====== INFORMATION SHOWN ======
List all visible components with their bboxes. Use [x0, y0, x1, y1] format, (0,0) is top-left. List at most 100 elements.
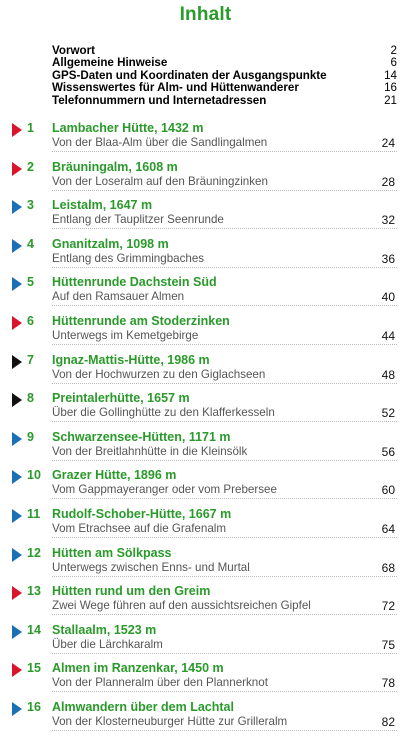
- triangle-marker-icon: [12, 508, 22, 523]
- divider: [52, 498, 397, 500]
- chapter-title: Rudolf-Schober-Hütte, 1667 m: [52, 506, 232, 521]
- chapter-title: Hüttenrunde am Stoderzinken: [52, 313, 230, 328]
- chapter-entry[interactable]: 7 Ignaz-Mattis-Hütte, 1986 m Von der Hochw…: [0, 353, 411, 392]
- chapter-page: 82: [381, 714, 395, 729]
- divider: [52, 536, 397, 538]
- chapter-number: 12: [27, 545, 41, 560]
- chapter-title: Schwarzensee-Hütten, 1171 m: [52, 429, 231, 444]
- divider: [52, 575, 397, 577]
- divider: [52, 459, 397, 461]
- front-matter-label: Wissenswertes für Alm- und Hüttenwandere…: [52, 81, 299, 95]
- chapter-number: 5: [27, 275, 34, 290]
- chapter-entry[interactable]: 9 Schwarzensee-Hütten, 1171 m Von der Brei…: [0, 430, 411, 469]
- chapter-entry[interactable]: 4 Gnanitzalm, 1098 m Entlang des Grimmingb…: [0, 237, 411, 276]
- triangle-marker-icon: [12, 547, 22, 562]
- chapter-number: 6: [27, 313, 34, 328]
- front-matter-label: Telefonnummern und Internetadressen: [52, 93, 267, 107]
- divider: [52, 343, 397, 345]
- chapter-page: 24: [381, 136, 395, 150]
- chapter-entry[interactable]: 10 Grazer Hütte, 1896 m Vom Gappmayeranger…: [0, 468, 411, 507]
- chapter-entry[interactable]: 6 Hüttenrunde am Stoderzinken Unterwegs im…: [0, 314, 411, 353]
- chapter-subtitle: Zwei Wege führen auf den aussichtsreiche…: [52, 599, 311, 613]
- triangle-marker-icon: [12, 393, 22, 408]
- front-matter-item[interactable]: GPS-Daten und Koordinaten der Ausgangspu…: [52, 68, 397, 82]
- chapter-page: 56: [381, 444, 395, 459]
- chapter-page: 52: [381, 406, 395, 421]
- chapter-title: Leistalm, 1647 m: [52, 198, 153, 213]
- triangle-marker-icon: [12, 315, 22, 330]
- chapter-entry[interactable]: 1 Lambacher Hütte, 1432 m Von der Blaa-Alm…: [0, 121, 411, 160]
- chapter-page: 72: [381, 599, 395, 614]
- divider: [52, 266, 397, 268]
- chapter-subtitle: Von der Loseralm auf den Bräuningzinken: [52, 174, 268, 188]
- chapter-entry[interactable]: 3 Leistalm, 1647 m Entlang der Tauplitzer …: [0, 198, 411, 237]
- chapter-title: Ignaz-Mattis-Hütte, 1986 m: [52, 352, 210, 367]
- chapter-number: 16: [27, 699, 41, 714]
- chapter-number: 9: [27, 429, 34, 444]
- chapter-subtitle: Vom Etrachsee auf die Grafenalm: [52, 521, 226, 535]
- divider: [52, 729, 397, 731]
- front-matter-label: GPS-Daten und Koordinaten der Ausgangspu…: [52, 68, 327, 82]
- chapter-subtitle: Von der Klosterneuburger Hütte zur Grill…: [52, 714, 288, 728]
- triangle-marker-icon: [12, 470, 22, 485]
- front-matter-page: 6: [390, 56, 397, 70]
- chapter-entry[interactable]: 14 Stallaalm, 1523 m Über die Lärchkaralm 7…: [0, 623, 411, 662]
- chapter-title: Hütten am Sölkpass: [52, 545, 172, 560]
- chapter-entry[interactable]: 5 Hüttenrunde Dachstein Süd Auf den Ramsau…: [0, 275, 411, 314]
- front-matter-page: 2: [390, 44, 397, 57]
- chapter-number: 7: [27, 352, 34, 367]
- chapter-subtitle: Über die Lärchkaralm: [52, 637, 163, 651]
- triangle-marker-icon: [12, 238, 22, 253]
- front-matter-label: Vorwort: [52, 44, 95, 57]
- chapter-title: Almwandern über dem Lachtal: [52, 699, 234, 714]
- chapter-page: 75: [381, 637, 395, 652]
- chapter-entry[interactable]: 16 Almwandern über dem Lachtal Von der Klo…: [0, 700, 411, 739]
- chapter-number: 2: [27, 159, 34, 174]
- chapter-page: 40: [381, 290, 395, 305]
- divider: [52, 691, 397, 693]
- chapter-entry[interactable]: 11 Rudolf-Schober-Hütte, 1667 m Vom Etrach…: [0, 507, 411, 546]
- chapter-entry[interactable]: 12 Hütten am Sölkpass Unterwegs zwischen E…: [0, 546, 411, 585]
- triangle-marker-icon: [12, 586, 22, 601]
- chapter-page: 32: [381, 213, 395, 228]
- chapter-page: 36: [381, 251, 395, 266]
- chapter-title: Preintalerhütte, 1657 m: [52, 391, 190, 406]
- triangle-marker-icon: [12, 200, 22, 215]
- divider: [52, 382, 397, 384]
- chapter-subtitle: Vom Gappmayeranger oder vom Prebersee: [52, 483, 277, 497]
- chapter-subtitle: Von der Blaa-Alm über die Sandlingalmen: [52, 136, 268, 149]
- front-matter-item[interactable]: Allgemeine Hinweise 6: [52, 56, 397, 70]
- chapter-page: 60: [381, 483, 395, 498]
- front-matter-label: Allgemeine Hinweise: [52, 56, 168, 70]
- chapter-page: 68: [381, 560, 395, 575]
- front-matter-list: Vorwort 2 Allgemeine Hinweise 6 GPS-Date…: [52, 44, 397, 107]
- chapter-entry[interactable]: 15 Almen im Ranzenkar, 1450 m Von der Plan…: [0, 661, 411, 700]
- divider: [52, 228, 397, 230]
- chapter-subtitle: Unterwegs zwischen Enns- und Murtal: [52, 560, 250, 574]
- chapter-title: Stallaalm, 1523 m: [52, 622, 157, 637]
- chapter-title: Lambacher Hütte, 1432 m: [52, 121, 204, 135]
- chapter-entry[interactable]: 13 Hütten rund um den Greim Zwei Wege führ…: [0, 584, 411, 623]
- front-matter-item[interactable]: Wissenswertes für Alm- und Hüttenwandere…: [52, 81, 397, 95]
- divider: [52, 421, 397, 423]
- chapter-title: Bräuningalm, 1608 m: [52, 159, 178, 174]
- chapter-subtitle: Entlang der Tauplitzer Seenrunde: [52, 213, 224, 227]
- chapter-subtitle: Auf den Ramsauer Almen: [52, 290, 185, 304]
- front-matter-item[interactable]: Telefonnummern und Internetadressen 21: [52, 93, 397, 107]
- chapter-number: 14: [27, 622, 41, 637]
- chapter-number: 8: [27, 391, 34, 406]
- chapter-title: Grazer Hütte, 1896 m: [52, 468, 177, 483]
- front-matter-page: 16: [384, 81, 397, 95]
- chapter-entry[interactable]: 8 Preintalerhütte, 1657 m Über die Golling…: [0, 391, 411, 430]
- chapter-number: 4: [27, 236, 34, 251]
- divider: [52, 305, 397, 307]
- chapter-list: 1 Lambacher Hütte, 1432 m Von der Blaa-Alm…: [0, 121, 411, 739]
- chapter-number: 13: [27, 584, 41, 599]
- chapter-subtitle: Von der Breitlahnhütte in die Kleinsölk: [52, 444, 248, 458]
- front-matter-item[interactable]: Vorwort 2: [52, 44, 397, 57]
- chapter-page: 28: [381, 174, 395, 189]
- chapter-subtitle: Von der Planneralm über den Plannerknot: [52, 676, 268, 690]
- chapter-number: 3: [27, 198, 34, 213]
- triangle-marker-icon: [12, 123, 22, 137]
- chapter-entry[interactable]: 2 Bräuningalm, 1608 m Von der Loseralm auf…: [0, 160, 411, 199]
======
• [SHORT PROBLEM]:
Print all of the material above verbatim, line by line, but leave out the pictures.

• [THE REPLY]:
List all visible components with their bboxes. Use [x0, y0, x1, y1] format, (0,0) is top-left. List at most 100 elements.
- triangle-marker-icon: [12, 508, 22, 523]
- divider: [52, 498, 397, 500]
- chapter-title: Rudolf-Schober-Hütte, 1667 m: [52, 506, 232, 521]
- chapter-title: Hüttenrunde am Stoderzinken: [52, 313, 230, 328]
- chapter-entry[interactable]: 7 Ignaz-Mattis-Hütte, 1986 m Von der Hochw…: [0, 353, 411, 392]
- chapter-page: 82: [381, 714, 395, 729]
- divider: [52, 536, 397, 538]
- chapter-number: 12: [27, 545, 41, 560]
- chapter-title: Schwarzensee-Hütten, 1171 m: [52, 429, 231, 444]
- divider: [52, 575, 397, 577]
- divider: [52, 459, 397, 461]
- front-matter-label: Wissenswertes für Alm- und Hüttenwandere…: [52, 81, 299, 95]
- chapter-number: 5: [27, 275, 34, 290]
- chapter-entry[interactable]: 9 Schwarzensee-Hütten, 1171 m Von der Brei…: [0, 430, 411, 469]
- chapter-entry[interactable]: 4 Gnanitzalm, 1098 m Entlang des Grimmingb…: [0, 237, 411, 276]
- triangle-marker-icon: [12, 547, 22, 562]
- chapter-number: 6: [27, 313, 34, 328]
- front-matter-label: Telefonnummern und Internetadressen: [52, 93, 267, 107]
- divider: [52, 343, 397, 345]
- chapter-page: 24: [381, 136, 395, 150]
- chapter-entry[interactable]: 10 Grazer Hütte, 1896 m Vom Gappmayeranger…: [0, 468, 411, 507]
- chapter-entry[interactable]: 6 Hüttenrunde am Stoderzinken Unterwegs im…: [0, 314, 411, 353]
- chapter-subtitle: Zwei Wege führen auf den aussichtsreiche…: [52, 599, 311, 613]
- triangle-marker-icon: [12, 393, 22, 408]
- front-matter-item[interactable]: GPS-Daten und Koordinaten der Ausgangspu…: [52, 68, 397, 82]
- chapter-page: 56: [381, 444, 395, 459]
- chapter-page: 52: [381, 406, 395, 421]
- chapter-title: Leistalm, 1647 m: [52, 198, 153, 213]
- triangle-marker-icon: [12, 315, 22, 330]
- chapter-entry[interactable]: 1 Lambacher Hütte, 1432 m Von der Blaa-Alm…: [0, 121, 411, 160]
- chapter-page: 72: [381, 599, 395, 614]
- divider: [52, 266, 397, 268]
- chapter-subtitle: Von der Loseralm auf den Bräuningzinken: [52, 174, 268, 188]
- chapter-entry[interactable]: 3 Leistalm, 1647 m Entlang der Tauplitzer …: [0, 198, 411, 237]
- chapter-title: Ignaz-Mattis-Hütte, 1986 m: [52, 352, 210, 367]
- chapter-number: 16: [27, 699, 41, 714]
- chapter-number: 9: [27, 429, 34, 444]
- chapter-subtitle: Vom Etrachsee auf die Grafenalm: [52, 521, 226, 535]
- divider: [52, 729, 397, 731]
- front-matter-label: GPS-Daten und Koordinaten der Ausgangspu…: [52, 68, 327, 82]
- chapter-subtitle: Von der Klosterneuburger Hütte zur Grill…: [52, 714, 288, 728]
- triangle-marker-icon: [12, 470, 22, 485]
- front-matter-page: 6: [390, 56, 397, 70]
- chapter-entry[interactable]: 14 Stallaalm, 1523 m Über die Lärchkaralm 7…: [0, 623, 411, 662]
- chapter-title: Hütten am Sölkpass: [52, 545, 172, 560]
- chapter-entry[interactable]: 5 Hüttenrunde Dachstein Süd Auf den Ramsau…: [0, 275, 411, 314]
- front-matter-page: 2: [390, 44, 397, 57]
- chapter-number: 7: [27, 352, 34, 367]
- chapter-subtitle: Über die Lärchkaralm: [52, 637, 163, 651]
- triangle-marker-icon: [12, 238, 22, 253]
- front-matter-label: Vorwort: [52, 44, 95, 57]
- chapter-title: Almwandern über dem Lachtal: [52, 699, 234, 714]
- chapter-page: 75: [381, 637, 395, 652]
- chapter-entry[interactable]: 16 Almwandern über dem Lachtal Von der Klo…: [0, 700, 411, 739]
- chapter-number: 2: [27, 159, 34, 174]
- chapter-page: 40: [381, 290, 395, 305]
- divider: [52, 691, 397, 693]
- chapter-entry[interactable]: 11 Rudolf-Schober-Hütte, 1667 m Vom Etrach…: [0, 507, 411, 546]
- chapter-entry[interactable]: 12 Hütten am Sölkpass Unterwegs zwischen E…: [0, 546, 411, 585]
- triangle-marker-icon: [12, 586, 22, 601]
- chapter-page: 32: [381, 213, 395, 228]
- chapter-page: 36: [381, 251, 395, 266]
- chapter-title: Preintalerhütte, 1657 m: [52, 391, 190, 406]
- triangle-marker-icon: [12, 200, 22, 215]
- divider: [52, 382, 397, 384]
- chapter-subtitle: Vom Gappmayeranger oder vom Prebersee: [52, 483, 277, 497]
- chapter-subtitle: Von der Blaa-Alm über die Sandlingalmen: [52, 136, 268, 149]
- front-matter-item[interactable]: Allgemeine Hinweise 6: [52, 56, 397, 70]
- chapter-page: 60: [381, 483, 395, 498]
- front-matter-label: Allgemeine Hinweise: [52, 56, 168, 70]
- chapter-page: 68: [381, 560, 395, 575]
- front-matter-list: Vorwort 2 Allgemeine Hinweise 6 GPS-Date…: [52, 44, 397, 107]
- chapter-entry[interactable]: 15 Almen im Ranzenkar, 1450 m Von der Plan…: [0, 661, 411, 700]
- divider: [52, 228, 397, 230]
- chapter-subtitle: Unterwegs zwischen Enns- und Murtal: [52, 560, 250, 574]
- chapter-title: Stallaalm, 1523 m: [52, 622, 157, 637]
- chapter-title: Lambacher Hütte, 1432 m: [52, 121, 204, 135]
- chapter-entry[interactable]: 13 Hütten rund um den Greim Zwei Wege führ…: [0, 584, 411, 623]
- front-matter-item[interactable]: Wissenswertes für Alm- und Hüttenwandere…: [52, 81, 397, 95]
- divider: [52, 421, 397, 423]
- chapter-title: Bräuningalm, 1608 m: [52, 159, 178, 174]
- chapter-subtitle: Entlang der Tauplitzer Seenrunde: [52, 213, 224, 227]
- chapter-subtitle: Auf den Ramsauer Almen: [52, 290, 185, 304]
- front-matter-item[interactable]: Telefonnummern und Internetadressen 21: [52, 93, 397, 107]
- chapter-number: 14: [27, 622, 41, 637]
- chapter-number: 8: [27, 391, 34, 406]
- chapter-title: Grazer Hütte, 1896 m: [52, 468, 177, 483]
- front-matter-page: 16: [384, 81, 397, 95]
- chapter-entry[interactable]: 8 Preintalerhütte, 1657 m Über die Golling…: [0, 391, 411, 430]
- chapter-number: 4: [27, 236, 34, 251]
- divider: [52, 305, 397, 307]
- chapter-list: 1 Lambacher Hütte, 1432 m Von der Blaa-Alm…: [0, 121, 411, 739]
- chapter-number: 13: [27, 584, 41, 599]
- chapter-subtitle: Von der Breitlahnhütte in die Kleinsölk: [52, 444, 248, 458]
- front-matter-item[interactable]: Vorwort 2: [52, 44, 397, 57]
- chapter-page: 28: [381, 174, 395, 189]
- chapter-subtitle: Von der Planneralm über den Plannerknot: [52, 676, 268, 690]
- chapter-number: 3: [27, 198, 34, 213]
- triangle-marker-icon: [12, 123, 22, 137]
- chapter-entry[interactable]: 2 Bräuningalm, 1608 m Von der Loseralm auf…: [0, 160, 411, 199]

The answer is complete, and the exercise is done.